### Document excerpt
++++++++++++++++++++

- Location of Neuvy-le-Barrois
- Neuvy-le-Barrois Location within France Neuvy-le-Barrois Location within Centre-Val de Loire
- Coordinates: 46°51′56″N 3°02′17″E﻿ / ﻿46.8656°N 3.0381°E
- Country: France
- Region: Centre-Val de Loire
- Department: Cher
- Arrondissement: Saint-Amand-Montrond
- Canton: Dun-sur-Auron
- Intercommunality: CC Les Trois Provinces

Government
- • Mayor (2020–2026): Martine Rossi
- Area^{1}: 41.98 km^{2} (16.21 sq mi)
- Population (2023): 147
- • Density: 3.50/km^{2} (9.07/sq mi)
- Time zone: UTC+01:00 (CET)
- • Summer (DST): UTC+02:00 (CEST)
- INSEE/Postal code: 18164 /18600
- Elevation: 173–223 m (568–732 ft) (avg. 209 m or 686 ft)

= Neuvy-le-Barrois =

Neuvy-le-Barrois (/fr/) is a commune in the Cher department in the Centre-Val de Loire region of France.

++++++++++++++++++++

### Extracted entries

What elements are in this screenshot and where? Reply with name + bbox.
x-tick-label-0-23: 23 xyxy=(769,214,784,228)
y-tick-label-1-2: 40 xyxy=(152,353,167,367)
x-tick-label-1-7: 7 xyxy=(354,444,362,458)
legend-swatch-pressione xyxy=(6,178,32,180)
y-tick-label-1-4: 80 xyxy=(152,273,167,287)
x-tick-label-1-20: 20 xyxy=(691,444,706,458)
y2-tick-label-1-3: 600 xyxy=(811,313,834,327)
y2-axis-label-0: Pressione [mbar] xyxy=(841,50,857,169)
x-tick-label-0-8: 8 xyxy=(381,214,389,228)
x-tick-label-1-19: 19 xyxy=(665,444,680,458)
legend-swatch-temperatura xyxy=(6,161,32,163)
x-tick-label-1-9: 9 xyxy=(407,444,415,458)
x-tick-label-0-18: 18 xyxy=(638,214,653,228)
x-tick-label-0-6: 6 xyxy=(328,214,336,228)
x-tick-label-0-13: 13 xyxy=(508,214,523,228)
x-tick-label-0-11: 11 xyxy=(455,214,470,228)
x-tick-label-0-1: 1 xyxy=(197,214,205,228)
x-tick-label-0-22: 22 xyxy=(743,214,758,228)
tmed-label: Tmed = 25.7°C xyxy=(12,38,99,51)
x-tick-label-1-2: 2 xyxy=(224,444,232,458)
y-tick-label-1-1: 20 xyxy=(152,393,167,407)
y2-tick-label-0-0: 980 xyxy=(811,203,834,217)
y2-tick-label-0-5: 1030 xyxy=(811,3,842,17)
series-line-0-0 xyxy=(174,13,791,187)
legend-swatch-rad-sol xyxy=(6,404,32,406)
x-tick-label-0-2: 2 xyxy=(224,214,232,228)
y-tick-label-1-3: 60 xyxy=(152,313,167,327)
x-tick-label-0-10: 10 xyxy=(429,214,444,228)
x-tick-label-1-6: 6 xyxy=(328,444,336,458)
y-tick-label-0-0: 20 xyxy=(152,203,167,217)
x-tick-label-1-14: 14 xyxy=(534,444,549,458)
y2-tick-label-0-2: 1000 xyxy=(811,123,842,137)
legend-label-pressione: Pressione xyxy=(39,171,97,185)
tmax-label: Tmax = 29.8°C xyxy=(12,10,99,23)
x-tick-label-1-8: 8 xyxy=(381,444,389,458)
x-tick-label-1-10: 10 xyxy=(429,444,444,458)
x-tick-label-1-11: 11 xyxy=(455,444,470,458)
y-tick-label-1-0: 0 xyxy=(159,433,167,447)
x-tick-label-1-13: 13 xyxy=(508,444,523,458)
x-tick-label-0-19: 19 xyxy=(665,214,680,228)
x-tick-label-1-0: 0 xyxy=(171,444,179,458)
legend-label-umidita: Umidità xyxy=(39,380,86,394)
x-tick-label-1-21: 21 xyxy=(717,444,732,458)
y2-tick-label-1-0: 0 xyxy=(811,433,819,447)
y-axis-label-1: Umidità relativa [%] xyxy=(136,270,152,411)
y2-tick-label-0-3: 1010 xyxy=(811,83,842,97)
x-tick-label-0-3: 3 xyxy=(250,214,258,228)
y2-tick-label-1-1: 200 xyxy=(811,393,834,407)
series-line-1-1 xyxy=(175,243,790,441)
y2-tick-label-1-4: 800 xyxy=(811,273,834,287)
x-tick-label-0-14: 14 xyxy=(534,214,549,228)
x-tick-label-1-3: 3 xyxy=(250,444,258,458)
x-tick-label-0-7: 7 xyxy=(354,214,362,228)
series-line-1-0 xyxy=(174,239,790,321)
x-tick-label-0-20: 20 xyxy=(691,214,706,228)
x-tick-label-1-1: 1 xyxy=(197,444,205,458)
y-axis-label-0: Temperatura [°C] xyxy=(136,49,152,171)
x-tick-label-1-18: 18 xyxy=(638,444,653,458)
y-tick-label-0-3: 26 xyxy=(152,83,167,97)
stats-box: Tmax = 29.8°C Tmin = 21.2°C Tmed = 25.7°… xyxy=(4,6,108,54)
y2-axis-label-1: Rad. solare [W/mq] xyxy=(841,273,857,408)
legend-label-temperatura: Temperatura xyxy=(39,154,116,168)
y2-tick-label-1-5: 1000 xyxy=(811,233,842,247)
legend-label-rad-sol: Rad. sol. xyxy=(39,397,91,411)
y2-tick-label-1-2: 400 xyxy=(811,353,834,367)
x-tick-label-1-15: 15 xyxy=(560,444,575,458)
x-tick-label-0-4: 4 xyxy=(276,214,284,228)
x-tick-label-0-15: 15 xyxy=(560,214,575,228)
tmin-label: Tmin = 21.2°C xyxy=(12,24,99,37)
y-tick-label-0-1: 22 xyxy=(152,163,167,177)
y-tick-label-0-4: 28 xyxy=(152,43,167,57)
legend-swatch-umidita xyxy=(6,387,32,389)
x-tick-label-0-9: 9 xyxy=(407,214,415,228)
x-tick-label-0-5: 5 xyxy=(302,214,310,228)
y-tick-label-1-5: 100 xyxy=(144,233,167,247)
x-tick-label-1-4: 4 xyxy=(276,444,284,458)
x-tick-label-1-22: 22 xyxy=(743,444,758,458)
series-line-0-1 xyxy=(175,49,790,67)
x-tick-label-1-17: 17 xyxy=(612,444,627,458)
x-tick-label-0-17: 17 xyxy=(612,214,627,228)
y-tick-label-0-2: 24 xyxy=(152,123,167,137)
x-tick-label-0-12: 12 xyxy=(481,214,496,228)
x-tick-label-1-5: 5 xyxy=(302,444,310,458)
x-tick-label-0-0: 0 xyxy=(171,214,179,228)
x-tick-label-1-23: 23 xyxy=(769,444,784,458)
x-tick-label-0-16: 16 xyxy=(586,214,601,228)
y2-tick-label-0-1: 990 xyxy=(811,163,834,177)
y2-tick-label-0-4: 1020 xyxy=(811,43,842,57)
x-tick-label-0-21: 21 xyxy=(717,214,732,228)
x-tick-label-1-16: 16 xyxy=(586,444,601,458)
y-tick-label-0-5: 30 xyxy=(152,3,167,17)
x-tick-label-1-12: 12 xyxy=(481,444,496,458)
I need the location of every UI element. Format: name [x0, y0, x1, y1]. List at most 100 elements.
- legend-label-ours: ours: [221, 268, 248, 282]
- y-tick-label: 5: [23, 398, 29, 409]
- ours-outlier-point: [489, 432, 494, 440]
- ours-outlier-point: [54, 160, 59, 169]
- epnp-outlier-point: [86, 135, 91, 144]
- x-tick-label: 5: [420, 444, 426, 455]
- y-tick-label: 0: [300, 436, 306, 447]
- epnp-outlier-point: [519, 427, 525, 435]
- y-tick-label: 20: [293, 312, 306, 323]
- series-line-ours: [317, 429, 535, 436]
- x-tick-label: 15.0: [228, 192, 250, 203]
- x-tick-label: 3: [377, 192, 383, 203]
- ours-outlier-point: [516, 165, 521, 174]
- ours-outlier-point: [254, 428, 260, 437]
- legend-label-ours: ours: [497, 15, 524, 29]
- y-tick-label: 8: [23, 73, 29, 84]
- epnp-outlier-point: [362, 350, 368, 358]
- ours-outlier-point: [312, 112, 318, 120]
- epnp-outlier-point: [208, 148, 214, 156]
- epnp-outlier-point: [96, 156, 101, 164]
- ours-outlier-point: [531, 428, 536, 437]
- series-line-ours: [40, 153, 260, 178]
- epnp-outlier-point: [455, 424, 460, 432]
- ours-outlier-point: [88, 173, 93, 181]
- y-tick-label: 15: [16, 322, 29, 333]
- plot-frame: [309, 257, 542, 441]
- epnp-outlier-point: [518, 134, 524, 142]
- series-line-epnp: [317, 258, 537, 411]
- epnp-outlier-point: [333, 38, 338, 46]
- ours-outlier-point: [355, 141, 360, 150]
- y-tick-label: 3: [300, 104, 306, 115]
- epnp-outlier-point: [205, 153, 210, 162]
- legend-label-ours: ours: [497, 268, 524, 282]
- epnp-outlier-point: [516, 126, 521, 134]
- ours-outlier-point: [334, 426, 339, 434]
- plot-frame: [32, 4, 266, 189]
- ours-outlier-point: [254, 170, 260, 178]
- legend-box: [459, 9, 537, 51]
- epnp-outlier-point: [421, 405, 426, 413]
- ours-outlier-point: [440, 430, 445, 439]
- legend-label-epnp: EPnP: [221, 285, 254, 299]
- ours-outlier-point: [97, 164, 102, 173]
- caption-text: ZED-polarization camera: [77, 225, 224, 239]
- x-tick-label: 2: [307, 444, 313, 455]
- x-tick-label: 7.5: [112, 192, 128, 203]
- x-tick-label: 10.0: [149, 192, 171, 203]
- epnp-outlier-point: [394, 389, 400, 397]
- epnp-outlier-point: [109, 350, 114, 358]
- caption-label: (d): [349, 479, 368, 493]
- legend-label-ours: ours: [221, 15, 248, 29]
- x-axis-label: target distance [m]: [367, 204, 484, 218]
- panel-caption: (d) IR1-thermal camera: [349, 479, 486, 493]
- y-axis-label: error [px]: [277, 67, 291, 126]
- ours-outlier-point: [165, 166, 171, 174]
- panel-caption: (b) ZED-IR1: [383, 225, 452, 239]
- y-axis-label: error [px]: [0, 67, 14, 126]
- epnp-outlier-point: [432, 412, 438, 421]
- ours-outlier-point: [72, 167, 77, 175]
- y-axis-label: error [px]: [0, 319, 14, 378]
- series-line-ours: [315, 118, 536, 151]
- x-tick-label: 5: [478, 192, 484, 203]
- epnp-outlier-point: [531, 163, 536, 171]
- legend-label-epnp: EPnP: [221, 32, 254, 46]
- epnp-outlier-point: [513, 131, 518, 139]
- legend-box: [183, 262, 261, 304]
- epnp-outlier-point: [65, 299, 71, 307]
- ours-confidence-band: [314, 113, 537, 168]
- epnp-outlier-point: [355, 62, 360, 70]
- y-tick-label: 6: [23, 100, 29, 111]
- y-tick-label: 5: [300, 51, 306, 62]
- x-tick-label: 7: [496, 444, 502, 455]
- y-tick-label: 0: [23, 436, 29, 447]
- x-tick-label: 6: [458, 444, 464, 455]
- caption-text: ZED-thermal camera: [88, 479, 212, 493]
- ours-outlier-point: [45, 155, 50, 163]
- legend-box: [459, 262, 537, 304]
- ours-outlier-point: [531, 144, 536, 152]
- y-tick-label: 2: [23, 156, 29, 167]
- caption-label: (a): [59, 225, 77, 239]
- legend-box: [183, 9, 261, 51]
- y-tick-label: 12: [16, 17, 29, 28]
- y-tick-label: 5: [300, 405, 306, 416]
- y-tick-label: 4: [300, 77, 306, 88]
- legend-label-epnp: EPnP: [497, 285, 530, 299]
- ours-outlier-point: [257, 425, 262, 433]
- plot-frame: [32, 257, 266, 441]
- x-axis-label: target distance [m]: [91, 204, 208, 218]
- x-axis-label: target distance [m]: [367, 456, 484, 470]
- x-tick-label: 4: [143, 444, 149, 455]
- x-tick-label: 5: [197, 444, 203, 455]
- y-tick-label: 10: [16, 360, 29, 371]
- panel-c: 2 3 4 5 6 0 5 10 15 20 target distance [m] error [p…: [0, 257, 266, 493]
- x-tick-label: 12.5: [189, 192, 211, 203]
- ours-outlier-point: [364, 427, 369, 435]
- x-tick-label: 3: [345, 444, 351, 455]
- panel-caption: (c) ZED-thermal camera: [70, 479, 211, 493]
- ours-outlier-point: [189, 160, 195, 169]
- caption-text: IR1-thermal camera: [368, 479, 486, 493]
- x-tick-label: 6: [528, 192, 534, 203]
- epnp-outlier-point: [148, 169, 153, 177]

++++++++++++++++++++

### Work request 1
Do the following statements agree with the Neuvy-le-Barrois article above? For each, answer yes or no and quote the deciding words. (a) The commune lies in the Cher department. (b) The population recorded for 2023 was 209. (c) The commune belongs to the canton of Saint-Amand-Montrond.
### Work request 2
Pick up the Neuvy-le-Barrois article after its final sentence and keep writing it.

### Final answer 1
(a) Yes: "Department: Cher"
(b) No: "Population (2023): 147"
(c) No: "Canton: Dun-sur-Auron"

### Final answer 2
==Geography==
An area of lakes, streams, forestry and farming comprising a small village and several hamlets situated by the banks of the river Allier, some 38 mi southeast of Bourges, at the junction of the D41 with the D222, D45 and the D78 roads. The river forms the border with the departement of Allier.

==Sights==
- The church of St. Martin, dating from the twelfth century. (Monument Historique)
- The motte of a feudal castle.
- The chateau of Neuvy.
- The chateau of Pey.

==Personalities==
- Sculptor Jean Baffier (1851–1920) was born here.